Figure data in JSON:
++++++++++

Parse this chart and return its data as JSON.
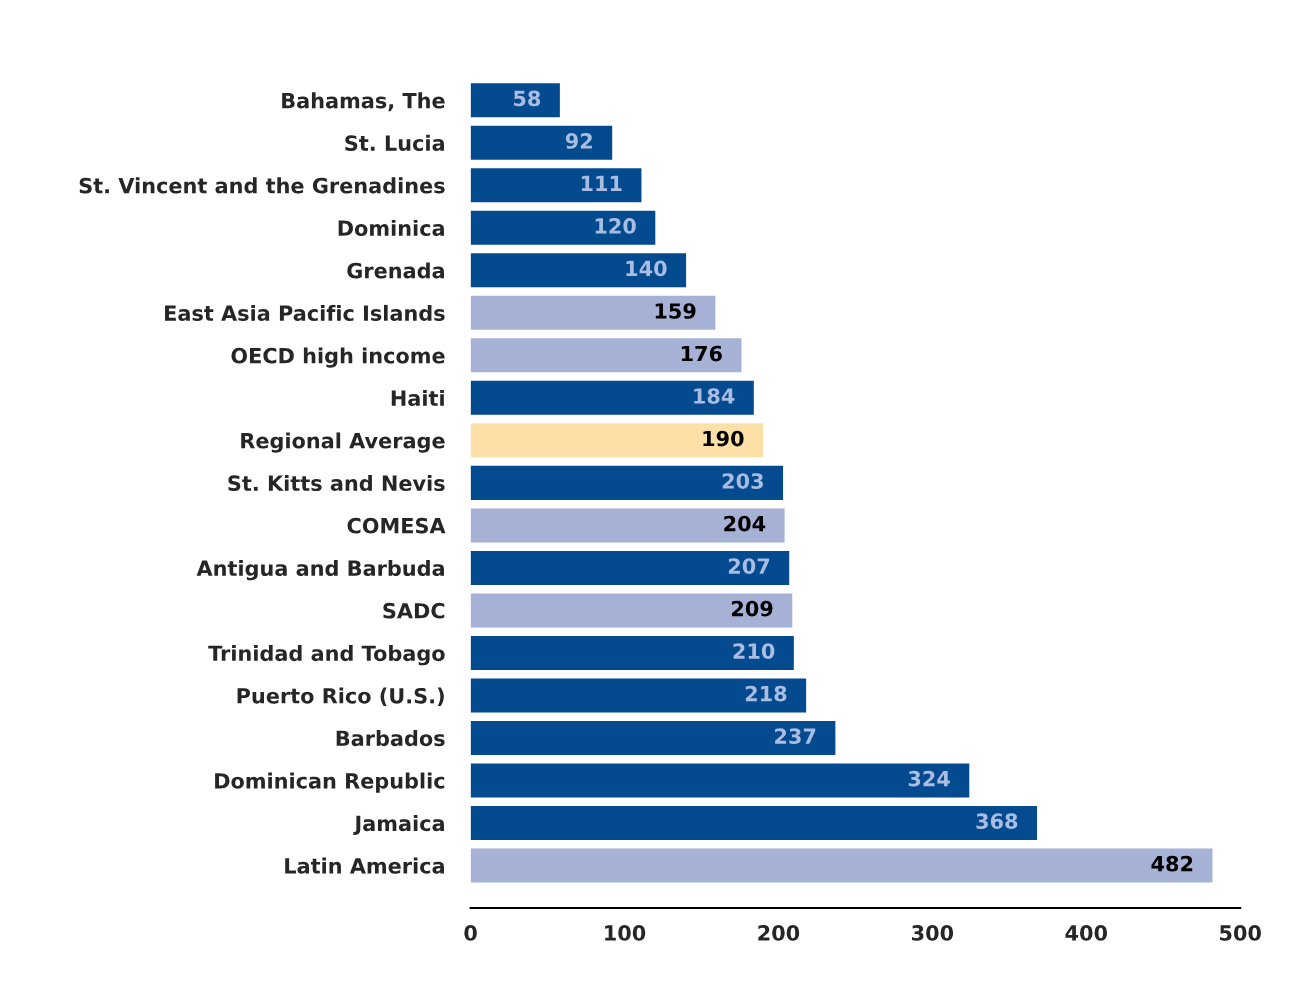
{
  "chart_data": {
    "type": "bar",
    "orientation": "horizontal",
    "categories": [
      "Bahamas, The",
      "St. Lucia",
      "St. Vincent and the Grenadines",
      "Dominica",
      "Grenada",
      "East Asia Pacific Islands",
      "OECD high income",
      "Haiti",
      "Regional Average",
      "St. Kitts and Nevis",
      "COMESA",
      "Antigua and Barbuda",
      "SADC",
      "Trinidad and Tobago",
      "Puerto Rico (U.S.)",
      "Barbados",
      "Dominican Republic",
      "Jamaica",
      "Latin America"
    ],
    "values": [
      58,
      92,
      111,
      120,
      140,
      159,
      176,
      184,
      190,
      203,
      204,
      207,
      209,
      210,
      218,
      237,
      324,
      368,
      482
    ],
    "colors": [
      "#034a8f",
      "#034a8f",
      "#034a8f",
      "#034a8f",
      "#034a8f",
      "#a6b1d6",
      "#a6b1d6",
      "#034a8f",
      "#fddfa8",
      "#034a8f",
      "#a6b1d6",
      "#034a8f",
      "#a6b1d6",
      "#034a8f",
      "#034a8f",
      "#034a8f",
      "#034a8f",
      "#034a8f",
      "#a6b1d6"
    ],
    "xlim": [
      0,
      500
    ],
    "xticks": [
      0,
      100,
      200,
      300,
      400,
      500
    ],
    "data_labels": true,
    "grid": false,
    "legend": false
  }
}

++++++++++

§ Task objective
Every record above should be transcribed exactly; the pictures stay out of the copy.

§ Task response
Parse this chart and return its data as JSON.
{
  "chart_data": {
    "type": "bar",
    "orientation": "horizontal",
    "categories": [
      "Bahamas, The",
      "St. Lucia",
      "St. Vincent and the Grenadines",
      "Dominica",
      "Grenada",
      "East Asia Pacific Islands",
      "OECD high income",
      "Haiti",
      "Regional Average",
      "St. Kitts and Nevis",
      "COMESA",
      "Antigua and Barbuda",
      "SADC",
      "Trinidad and Tobago",
      "Puerto Rico (U.S.)",
      "Barbados",
      "Dominican Republic",
      "Jamaica",
      "Latin America"
    ],
    "values": [
      58,
      92,
      111,
      120,
      140,
      159,
      176,
      184,
      190,
      203,
      204,
      207,
      209,
      210,
      218,
      237,
      324,
      368,
      482
    ],
    "colors": [
      "#034a8f",
      "#034a8f",
      "#034a8f",
      "#034a8f",
      "#034a8f",
      "#a6b1d6",
      "#a6b1d6",
      "#034a8f",
      "#fddfa8",
      "#034a8f",
      "#a6b1d6",
      "#034a8f",
      "#a6b1d6",
      "#034a8f",
      "#034a8f",
      "#034a8f",
      "#034a8f",
      "#034a8f",
      "#a6b1d6"
    ],
    "xlim": [
      0,
      500
    ],
    "xticks": [
      0,
      100,
      200,
      300,
      400,
      500
    ],
    "data_labels": true,
    "grid": false,
    "legend": false
  }
}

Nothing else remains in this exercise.